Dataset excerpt
********
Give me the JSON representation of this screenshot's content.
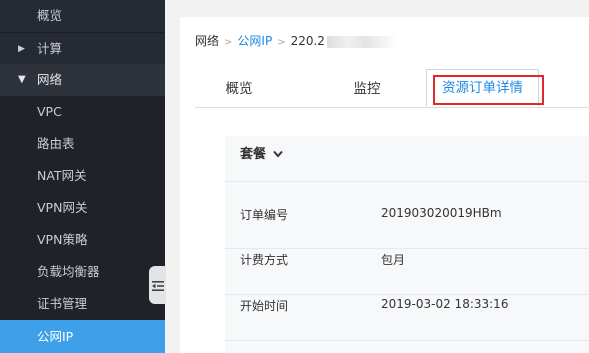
{
  "sidebar": {
    "items": [
      {
        "label": "概览"
      },
      {
        "label": "计算"
      },
      {
        "label": "网络"
      },
      {
        "label": "VPC"
      },
      {
        "label": "路由表"
      },
      {
        "label": "NAT网关"
      },
      {
        "label": "VPN网关"
      },
      {
        "label": "VPN策略"
      },
      {
        "label": "负载均衡器"
      },
      {
        "label": "证书管理"
      },
      {
        "label": "公网IP"
      }
    ],
    "active_item": "公网IP",
    "collapse_icon": "collapse-sidebar-icon"
  },
  "breadcrumb": {
    "root": "网络",
    "section": "公网IP",
    "current": "220.2",
    "separator": ">"
  },
  "tabs": [
    {
      "label": "概览"
    },
    {
      "label": "监控"
    },
    {
      "label": "资源订单详情"
    }
  ],
  "active_tab": "资源订单详情",
  "order": {
    "header": "套餐",
    "rows": [
      {
        "key": "订单编号",
        "value": "201903020019HBm"
      },
      {
        "key": "计费方式",
        "value": "包月"
      },
      {
        "key": "开始时间",
        "value": "2019-03-02 18:33:16"
      }
    ]
  },
  "colors": {
    "sidebar_bg": "#262a33",
    "active_bg": "#3ea0e8",
    "link": "#1e88e5",
    "highlight_border": "#e0282e"
  }
}
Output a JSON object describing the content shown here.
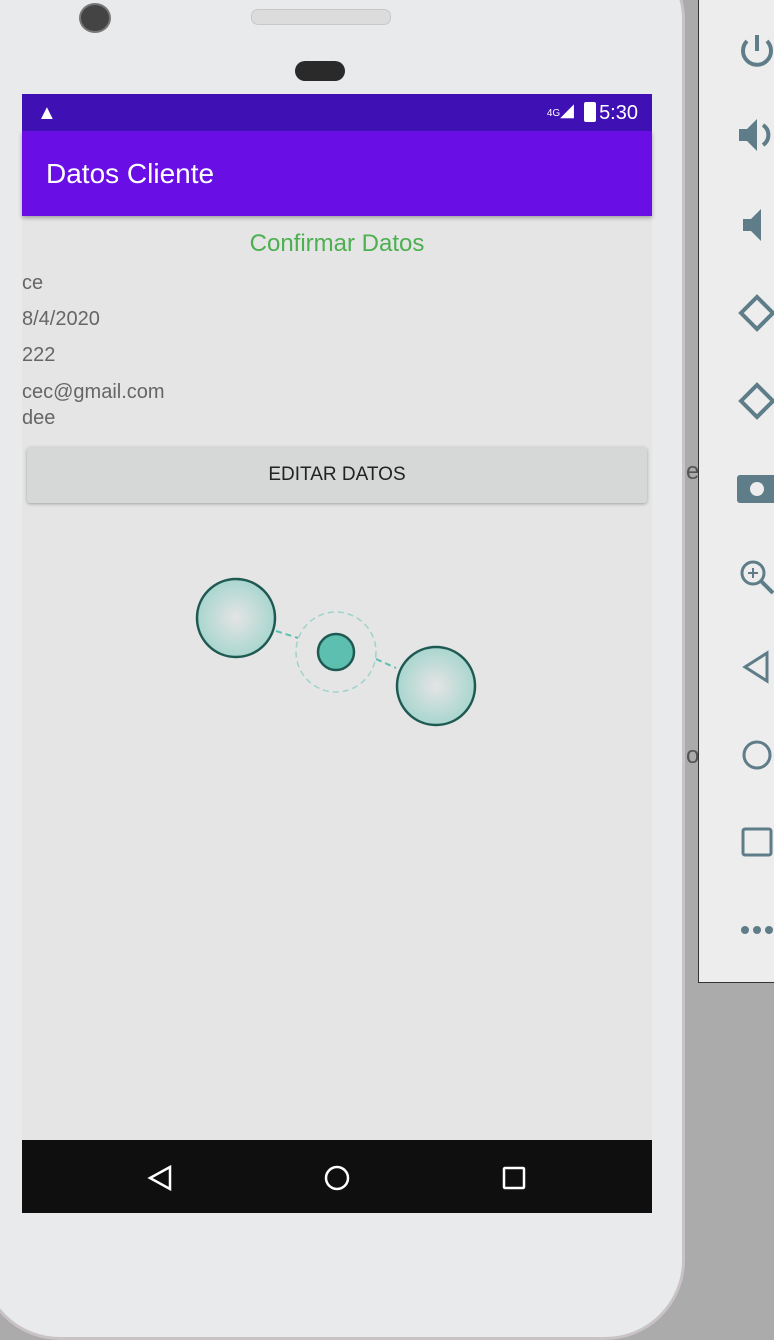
{
  "status_bar": {
    "time": "5:30",
    "network": "4G"
  },
  "app_bar": {
    "title": "Datos Cliente"
  },
  "content": {
    "heading": "Confirmar Datos",
    "fields": [
      "ce",
      "8/4/2020",
      "222",
      "cec@gmail.com",
      "dee"
    ],
    "edit_button": "EDITAR DATOS"
  },
  "colors": {
    "status_bar": "#3f10b3",
    "app_bar": "#690fe5",
    "heading": "#4caf50",
    "loader": "#5dbfb0"
  },
  "side_text": {
    "e": "e",
    "arrow": "↑",
    "o": "o"
  }
}
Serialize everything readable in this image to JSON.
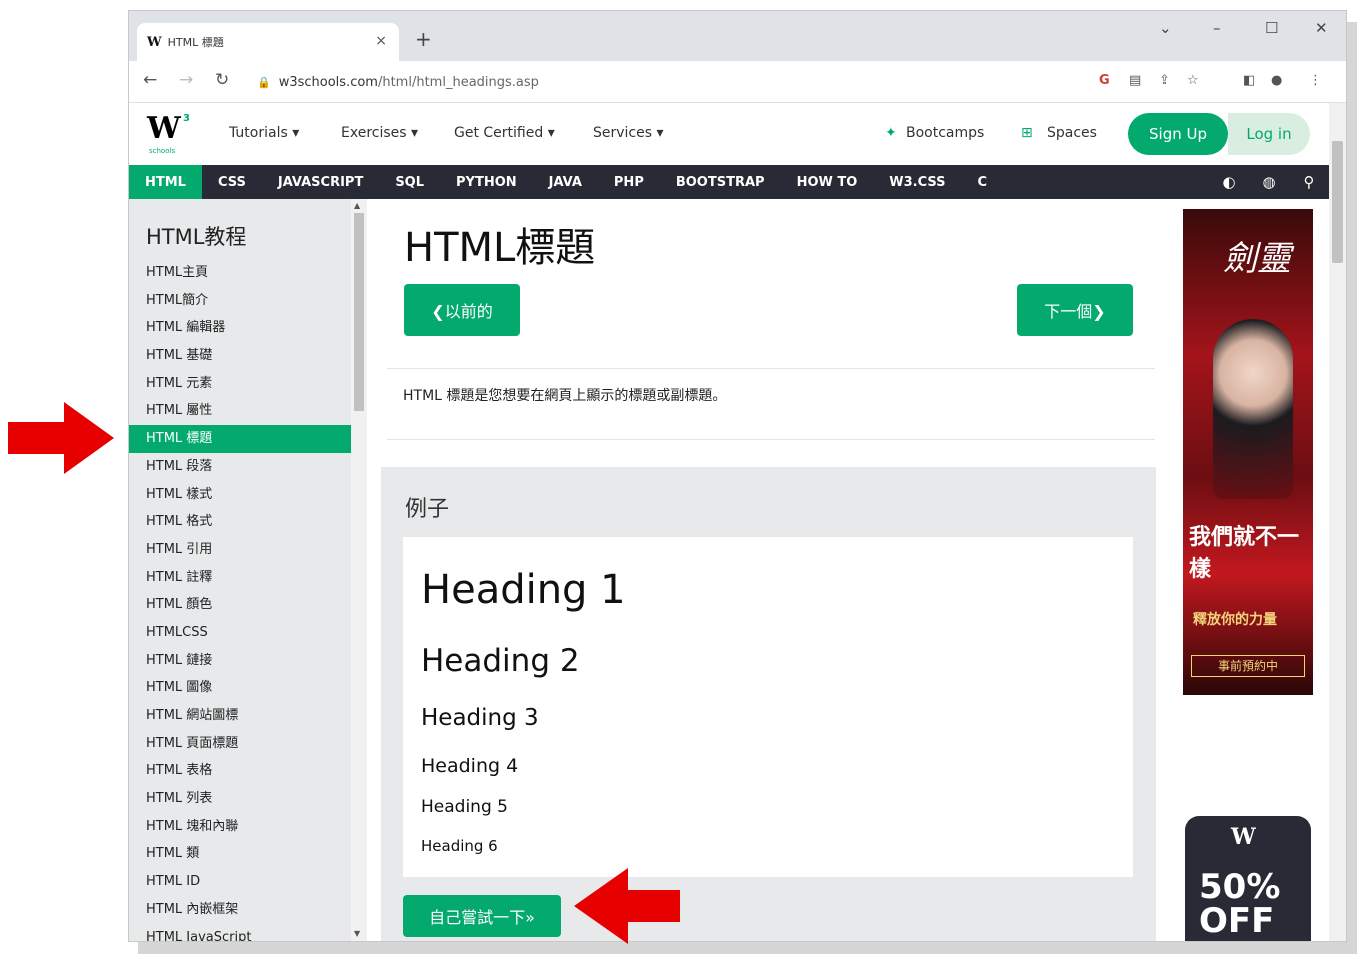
********
* Required work *
Return to the listing above and set it down exactly, leaving out its pictures.

* Problem solution *
Give me the JSON representation of this screenshot's content.
{
  "sidebar": {
    "items": [
      {
        "label": "概览"
      },
      {
        "label": "计算"
      },
      {
        "label": "网络"
      },
      {
        "label": "VPC"
      },
      {
        "label": "路由表"
      },
      {
        "label": "NAT网关"
      },
      {
        "label": "VPN网关"
      },
      {
        "label": "VPN策略"
      },
      {
        "label": "负载均衡器"
      },
      {
        "label": "证书管理"
      },
      {
        "label": "公网IP"
      }
    ],
    "active_item": "公网IP",
    "collapse_icon": "collapse-sidebar-icon"
  },
  "breadcrumb": {
    "root": "网络",
    "section": "公网IP",
    "current": "220.2",
    "separator": ">"
  },
  "tabs": [
    {
      "label": "概览"
    },
    {
      "label": "监控"
    },
    {
      "label": "资源订单详情"
    }
  ],
  "active_tab": "资源订单详情",
  "order": {
    "header": "套餐",
    "rows": [
      {
        "key": "订单编号",
        "value": "201903020019HBm"
      },
      {
        "key": "计费方式",
        "value": "包月"
      },
      {
        "key": "开始时间",
        "value": "2019-03-02 18:33:16"
      }
    ]
  },
  "colors": {
    "sidebar_bg": "#262a33",
    "active_bg": "#3ea0e8",
    "link": "#1e88e5",
    "highlight_border": "#e0282e"
  }
}
Output a JSON object describing the content shown here.
{
  "status_bar": {
    "time": "5:30",
    "network": "4G"
  },
  "app_bar": {
    "title": "Datos Cliente"
  },
  "content": {
    "heading": "Confirmar Datos",
    "fields": [
      "ce",
      "8/4/2020",
      "222",
      "cec@gmail.com",
      "dee"
    ],
    "edit_button": "EDITAR DATOS"
  },
  "colors": {
    "status_bar": "#3f10b3",
    "app_bar": "#690fe5",
    "heading": "#4caf50",
    "loader": "#5dbfb0"
  },
  "side_text": {
    "e": "e",
    "arrow": "↑",
    "o": "o"
  }
}
Serialize everything readable in this image to JSON.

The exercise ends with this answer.